• [Task details] Below is a listing. Gather each line of it that contains "xlabel".

• [Stored data]
START

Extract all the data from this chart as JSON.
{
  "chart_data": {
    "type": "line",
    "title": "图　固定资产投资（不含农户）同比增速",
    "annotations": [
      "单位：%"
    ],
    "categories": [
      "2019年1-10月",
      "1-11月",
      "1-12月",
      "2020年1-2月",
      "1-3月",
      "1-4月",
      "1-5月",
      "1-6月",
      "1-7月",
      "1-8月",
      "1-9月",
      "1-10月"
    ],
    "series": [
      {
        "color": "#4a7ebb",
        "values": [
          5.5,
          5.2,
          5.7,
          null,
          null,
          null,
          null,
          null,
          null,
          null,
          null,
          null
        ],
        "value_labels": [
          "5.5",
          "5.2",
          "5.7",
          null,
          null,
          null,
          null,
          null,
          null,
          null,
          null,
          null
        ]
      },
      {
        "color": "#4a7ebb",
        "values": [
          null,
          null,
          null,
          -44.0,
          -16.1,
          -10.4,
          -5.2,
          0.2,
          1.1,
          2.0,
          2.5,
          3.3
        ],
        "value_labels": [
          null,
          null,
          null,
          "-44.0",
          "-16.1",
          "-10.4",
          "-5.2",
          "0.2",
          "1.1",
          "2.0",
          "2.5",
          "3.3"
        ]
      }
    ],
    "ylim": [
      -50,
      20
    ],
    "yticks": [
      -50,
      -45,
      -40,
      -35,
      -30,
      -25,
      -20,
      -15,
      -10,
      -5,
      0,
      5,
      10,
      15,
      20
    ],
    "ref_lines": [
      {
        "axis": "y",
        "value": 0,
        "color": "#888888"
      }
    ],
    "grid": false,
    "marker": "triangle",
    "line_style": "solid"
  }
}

END
START

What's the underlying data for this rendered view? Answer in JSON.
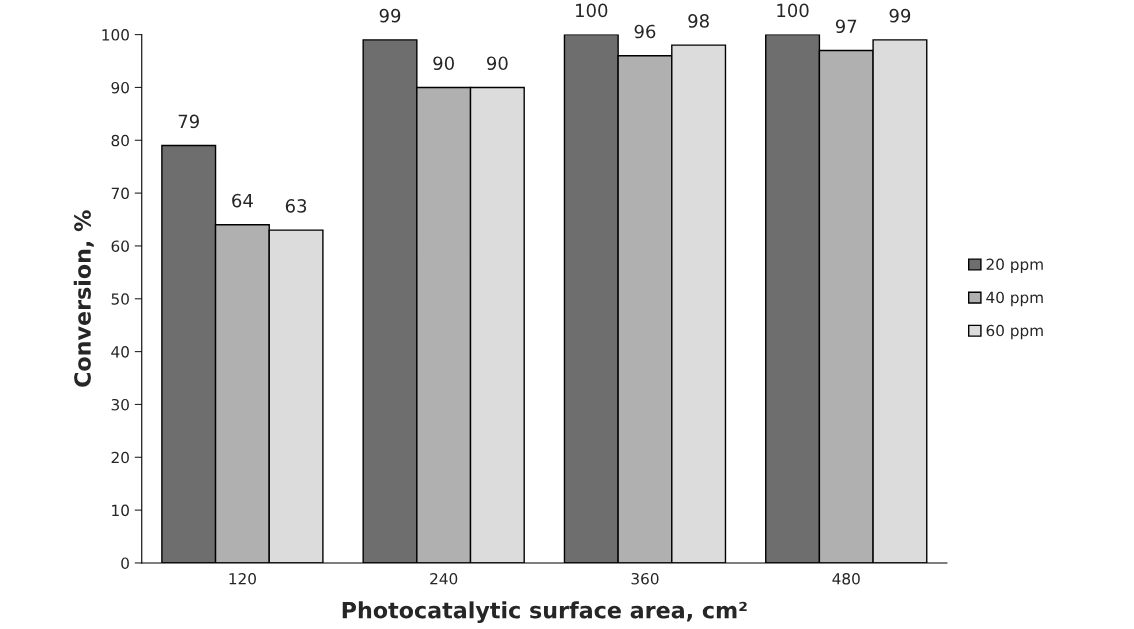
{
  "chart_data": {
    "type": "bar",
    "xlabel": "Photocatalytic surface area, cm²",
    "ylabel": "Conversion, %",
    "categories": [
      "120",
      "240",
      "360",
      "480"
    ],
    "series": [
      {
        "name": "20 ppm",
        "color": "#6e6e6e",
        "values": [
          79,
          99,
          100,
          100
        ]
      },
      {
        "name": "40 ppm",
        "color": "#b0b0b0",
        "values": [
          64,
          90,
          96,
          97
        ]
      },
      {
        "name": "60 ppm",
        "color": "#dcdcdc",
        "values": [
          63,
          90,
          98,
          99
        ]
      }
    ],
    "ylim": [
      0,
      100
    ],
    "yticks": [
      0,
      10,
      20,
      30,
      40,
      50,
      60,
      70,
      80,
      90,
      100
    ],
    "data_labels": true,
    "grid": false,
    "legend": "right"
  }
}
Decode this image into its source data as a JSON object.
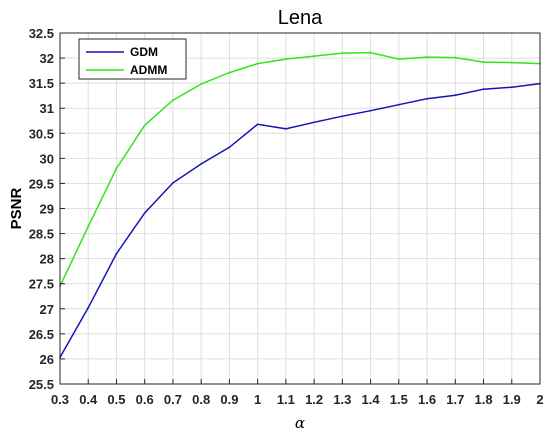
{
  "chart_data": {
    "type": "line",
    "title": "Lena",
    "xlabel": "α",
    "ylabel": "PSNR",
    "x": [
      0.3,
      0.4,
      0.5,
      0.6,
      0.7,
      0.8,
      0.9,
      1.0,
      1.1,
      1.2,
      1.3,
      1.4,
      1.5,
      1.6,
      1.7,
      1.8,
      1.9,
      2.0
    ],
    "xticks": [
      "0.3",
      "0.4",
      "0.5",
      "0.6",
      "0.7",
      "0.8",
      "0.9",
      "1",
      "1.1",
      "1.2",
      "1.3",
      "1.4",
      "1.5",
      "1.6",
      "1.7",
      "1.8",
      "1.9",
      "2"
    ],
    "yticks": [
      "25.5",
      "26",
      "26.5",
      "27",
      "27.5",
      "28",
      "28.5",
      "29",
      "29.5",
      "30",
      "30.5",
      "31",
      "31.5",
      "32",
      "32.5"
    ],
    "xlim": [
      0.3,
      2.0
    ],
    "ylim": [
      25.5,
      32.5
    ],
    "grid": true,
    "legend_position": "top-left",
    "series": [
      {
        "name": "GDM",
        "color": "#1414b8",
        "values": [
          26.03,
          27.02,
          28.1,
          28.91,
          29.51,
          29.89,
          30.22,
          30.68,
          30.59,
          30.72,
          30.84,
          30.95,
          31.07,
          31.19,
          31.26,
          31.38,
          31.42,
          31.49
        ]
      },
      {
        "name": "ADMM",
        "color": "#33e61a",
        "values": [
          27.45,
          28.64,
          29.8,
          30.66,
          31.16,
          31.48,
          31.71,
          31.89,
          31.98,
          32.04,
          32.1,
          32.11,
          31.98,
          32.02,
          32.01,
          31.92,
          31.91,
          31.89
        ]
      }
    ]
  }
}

END

• [Task answer]
    "xlabel": "Photocatalytic surface area, cm²",
    "xlabel": "α",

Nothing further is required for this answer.